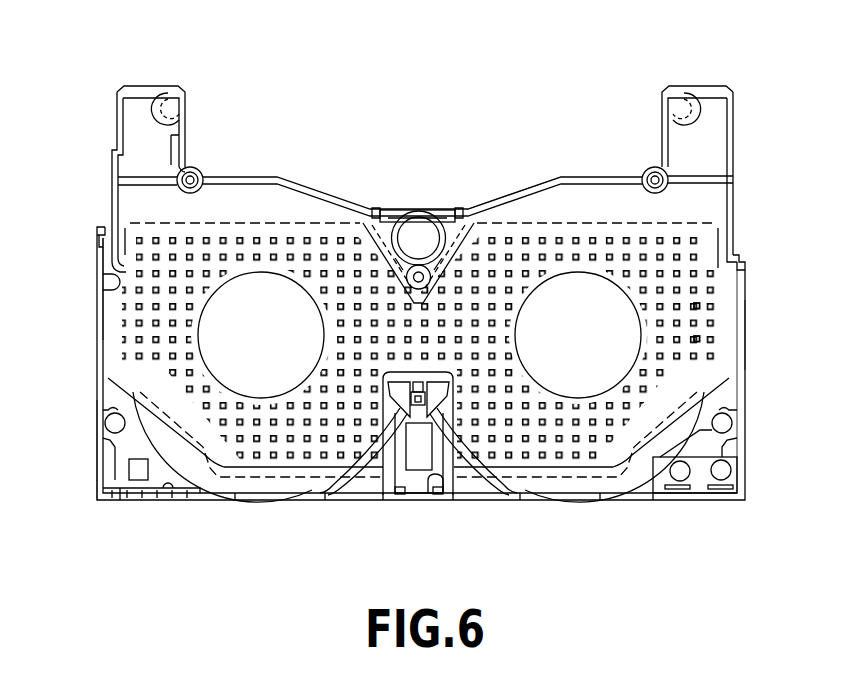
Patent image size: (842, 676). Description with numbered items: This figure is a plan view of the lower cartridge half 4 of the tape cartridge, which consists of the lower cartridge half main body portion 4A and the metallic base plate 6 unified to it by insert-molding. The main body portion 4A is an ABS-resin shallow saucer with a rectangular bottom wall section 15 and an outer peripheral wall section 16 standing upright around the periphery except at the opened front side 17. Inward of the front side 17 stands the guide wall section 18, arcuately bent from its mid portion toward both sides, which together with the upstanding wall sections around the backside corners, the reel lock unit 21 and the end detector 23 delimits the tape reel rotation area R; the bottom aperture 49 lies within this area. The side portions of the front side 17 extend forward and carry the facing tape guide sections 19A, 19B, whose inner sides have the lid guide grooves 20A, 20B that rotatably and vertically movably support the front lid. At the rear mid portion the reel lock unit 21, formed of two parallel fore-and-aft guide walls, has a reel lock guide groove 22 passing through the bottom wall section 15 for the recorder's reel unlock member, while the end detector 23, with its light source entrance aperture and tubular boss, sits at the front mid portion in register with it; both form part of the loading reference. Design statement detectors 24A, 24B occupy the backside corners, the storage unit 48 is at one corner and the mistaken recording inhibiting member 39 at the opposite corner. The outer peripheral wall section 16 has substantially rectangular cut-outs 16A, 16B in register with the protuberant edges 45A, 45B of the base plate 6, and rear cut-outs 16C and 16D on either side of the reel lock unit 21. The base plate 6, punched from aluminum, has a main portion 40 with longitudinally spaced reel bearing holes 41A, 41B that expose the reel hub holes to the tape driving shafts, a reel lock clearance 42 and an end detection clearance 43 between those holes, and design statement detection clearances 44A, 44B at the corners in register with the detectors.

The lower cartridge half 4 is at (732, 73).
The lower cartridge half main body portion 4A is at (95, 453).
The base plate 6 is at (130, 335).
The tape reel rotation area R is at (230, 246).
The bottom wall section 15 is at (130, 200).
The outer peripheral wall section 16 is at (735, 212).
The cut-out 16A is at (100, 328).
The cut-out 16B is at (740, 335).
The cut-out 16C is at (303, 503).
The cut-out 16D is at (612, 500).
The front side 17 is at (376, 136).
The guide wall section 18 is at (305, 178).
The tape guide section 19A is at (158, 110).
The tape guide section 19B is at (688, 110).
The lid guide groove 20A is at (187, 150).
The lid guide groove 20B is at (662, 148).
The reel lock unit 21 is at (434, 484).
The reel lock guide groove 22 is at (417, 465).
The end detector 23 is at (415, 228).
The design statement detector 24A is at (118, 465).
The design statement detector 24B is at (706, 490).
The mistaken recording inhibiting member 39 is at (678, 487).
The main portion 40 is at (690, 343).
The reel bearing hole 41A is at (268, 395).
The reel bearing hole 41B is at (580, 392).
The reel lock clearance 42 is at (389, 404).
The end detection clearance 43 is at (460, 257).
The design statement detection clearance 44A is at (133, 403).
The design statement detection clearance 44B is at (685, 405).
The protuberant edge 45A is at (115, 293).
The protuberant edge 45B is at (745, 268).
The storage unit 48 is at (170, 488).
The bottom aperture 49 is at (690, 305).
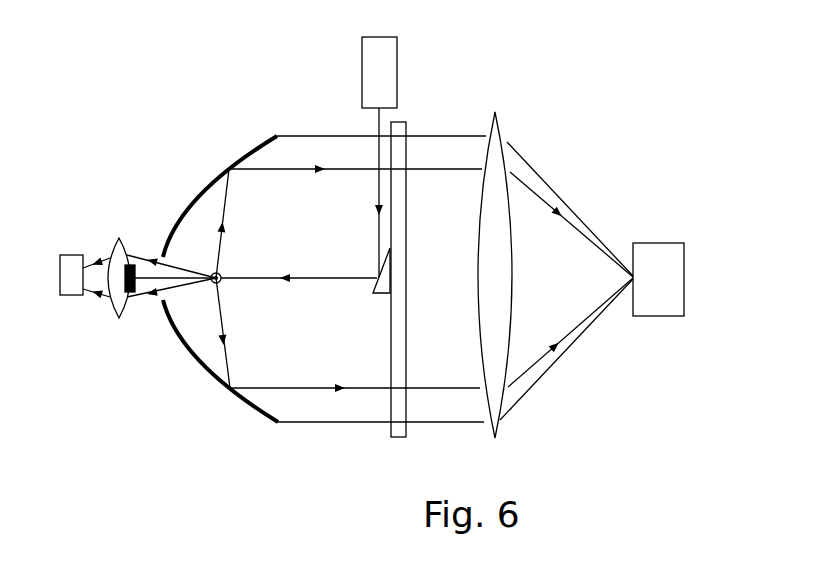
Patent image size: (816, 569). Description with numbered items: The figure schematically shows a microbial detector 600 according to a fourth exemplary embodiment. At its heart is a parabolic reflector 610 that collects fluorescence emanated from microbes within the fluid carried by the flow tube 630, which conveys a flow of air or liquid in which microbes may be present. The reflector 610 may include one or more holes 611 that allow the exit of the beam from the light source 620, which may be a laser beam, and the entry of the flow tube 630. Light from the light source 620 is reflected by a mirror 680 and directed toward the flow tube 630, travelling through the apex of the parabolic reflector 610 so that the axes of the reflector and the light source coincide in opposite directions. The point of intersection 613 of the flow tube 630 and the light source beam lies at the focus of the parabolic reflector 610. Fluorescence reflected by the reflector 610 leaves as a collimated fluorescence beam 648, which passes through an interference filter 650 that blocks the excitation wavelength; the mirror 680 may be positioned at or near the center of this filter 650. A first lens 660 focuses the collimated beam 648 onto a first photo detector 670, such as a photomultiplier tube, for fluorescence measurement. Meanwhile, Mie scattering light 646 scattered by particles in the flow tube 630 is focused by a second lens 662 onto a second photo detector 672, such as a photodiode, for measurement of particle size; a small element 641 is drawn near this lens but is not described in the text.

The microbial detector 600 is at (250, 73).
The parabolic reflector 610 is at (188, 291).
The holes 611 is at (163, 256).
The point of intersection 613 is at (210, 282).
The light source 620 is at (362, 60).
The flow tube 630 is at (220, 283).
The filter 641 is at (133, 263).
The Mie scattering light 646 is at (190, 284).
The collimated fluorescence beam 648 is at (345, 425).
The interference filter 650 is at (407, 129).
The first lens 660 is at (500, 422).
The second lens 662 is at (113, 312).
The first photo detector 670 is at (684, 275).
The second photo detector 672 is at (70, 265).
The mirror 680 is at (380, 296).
□ □ □ □ □
■ **Task goal**
Format the records above as a two-column CSV with the columns input and output and one row per record. Put each record's text under input and its answer under output, each as a single quoted field with line breaks replaced by spaces, and leave out the pictures.

■ **Expected answer**
input,output
"Patent image size: (842, 676). Description with numbered items: This figure is a plan view of the lower cartridge half 4 of the tape cartridge, which consists of the lower cartridge half main body portion 4A and the metallic base plate 6 unified to it by insert-molding. The main body portion 4A is an ABS-resin shallow saucer with a rectangular bottom wall section 15 and an outer peripheral wall section 16 standing upright around the periphery except at the opened front side 17. Inward of the front side 17 stands the guide wall section 18, arcuately bent from its mid portion toward both sides, which together with the upstanding wall sections around the backside corners, the reel lock unit 21 and the end detector 23 delimits the tape reel rotation area R; the bottom aperture 49 lies within this area. The side portions of the front side 17 extend forward and carry the facing tape guide sections 19A, 19B, whose inner sides have the lid guide grooves 20A, 20B that rotatably and vertically movably support the front lid. At the rear mid portion the reel lock unit 21, formed of two parallel fore-and-aft guide walls, has a reel lock guide groove 22 passing through the bottom wall section 15 for the recorder's reel unlock member, while the end detector 23, with its light source entrance aperture and tubular boss, sits at the front mid portion in register with it; both form part of the loading reference. Design statement detectors 24A, 24B occupy the backside corners, the storage unit 48 is at one corner and the mistaken recording inhibiting member 39 at the opposite corner. The outer peripheral wall section 16 has substantially rectangular cut-outs 16A, 16B in register with the protuberant edges 45A, 45B of the base plate 6, and rear cut-outs 16C and 16D on either side of the reel lock unit 21. The base plate 6, punched from aluminum, has a main portion 40 with longitudinally spaced reel bearing holes 41A, 41B that expose the reel hub holes to the tape driving shafts, a reel lock clearance 42 and an end detection clearance 43 between those holes, and design statement detection clearances 44A, 44B at the corners in register with the detectors.","The lower cartridge half 4 is at (732, 73). The lower cartridge half main body portion 4A is at (95, 453). The base plate 6 is at (130, 335). The tape reel rotation area R is at (230, 246). The bottom wall section 15 is at (130, 200). The outer peripheral wall section 16 is at (735, 212). The cut-out 16A is at (100, 328). The cut-out 16B is at (740, 335). The cut-out 16C is at (303, 503). The cut-out 16D is at (612, 500). The front side 17 is at (376, 136). The guide wall section 18 is at (305, 178). The tape guide section 19A is at (158, 110). The tape guide section 19B is at (688, 110). The lid guide groove 20A is at (187, 150). The lid guide groove 20B is at (662, 148). The reel lock unit 21 is at (434, 484). The reel lock guide groove 22 is at (417, 465). The end detector 23 is at (415, 228). The design statement detector 24A is at (118, 465). The design statement detector 24B is at (706, 490). The mistaken recording inhibiting member 39 is at (678, 487). The main portion 40 is at (690, 343). The reel bearing hole 41A is at (268, 395). The reel bearing hole 41B is at (580, 392). The reel lock clearance 42 is at (389, 404). The end detection clearance 43 is at (460, 257). The design statement detection clearance 44A is at (133, 403). The design statement detection clearance 44B is at (685, 405). The protuberant edge 45A is at (115, 293). The protuberant edge 45B is at (745, 268). The storage unit 48 is at (170, 488). The bottom aperture 49 is at (690, 305)."
"Patent image size: (816, 569). Description with numbered items: The figure schematically shows a microbial detector 600 according to a fourth exemplary embodiment. At its heart is a parabolic reflector 610 that collects fluorescence emanated from microbes within the fluid carried by the flow tube 630, which conveys a flow of air or liquid in which microbes may be present. The reflector 610 may include one or more holes 611 that allow the exit of the beam from the light source 620, which may be a laser beam, and the entry of the flow tube 630. Light from the light source 620 is reflected by a mirror 680 and directed toward the flow tube 630, travelling through the apex of the parabolic reflector 610 so that the axes of the reflector and the light source coincide in opposite directions. The point of intersection 613 of the flow tube 630 and the light source beam lies at the focus of the parabolic reflector 610. Fluorescence reflected by the reflector 610 leaves as a collimated fluorescence beam 648, which passes through an interference filter 650 that blocks the excitation wavelength; the mirror 680 may be positioned at or near the center of this filter 650. A first lens 660 focuses the collimated beam 648 onto a first photo detector 670, such as a photomultiplier tube, for fluorescence measurement. Meanwhile, Mie scattering light 646 scattered by particles in the flow tube 630 is focused by a second lens 662 onto a second photo detector 672, such as a photodiode, for measurement of particle size; a small element 641 is drawn near this lens but is not described in the text.","The microbial detector 600 is at (250, 73). The parabolic reflector 610 is at (188, 291). The holes 611 is at (163, 256). The point of intersection 613 is at (210, 282). The light source 620 is at (362, 60). The flow tube 630 is at (220, 283). The filter 641 is at (133, 263). The Mie scattering light 646 is at (190, 284). The collimated fluorescence beam 648 is at (345, 425). The interference filter 650 is at (407, 129). The first lens 660 is at (500, 422). The second lens 662 is at (113, 312). The first photo detector 670 is at (684, 275). The second photo detector 672 is at (70, 265). The mirror 680 is at (380, 296)."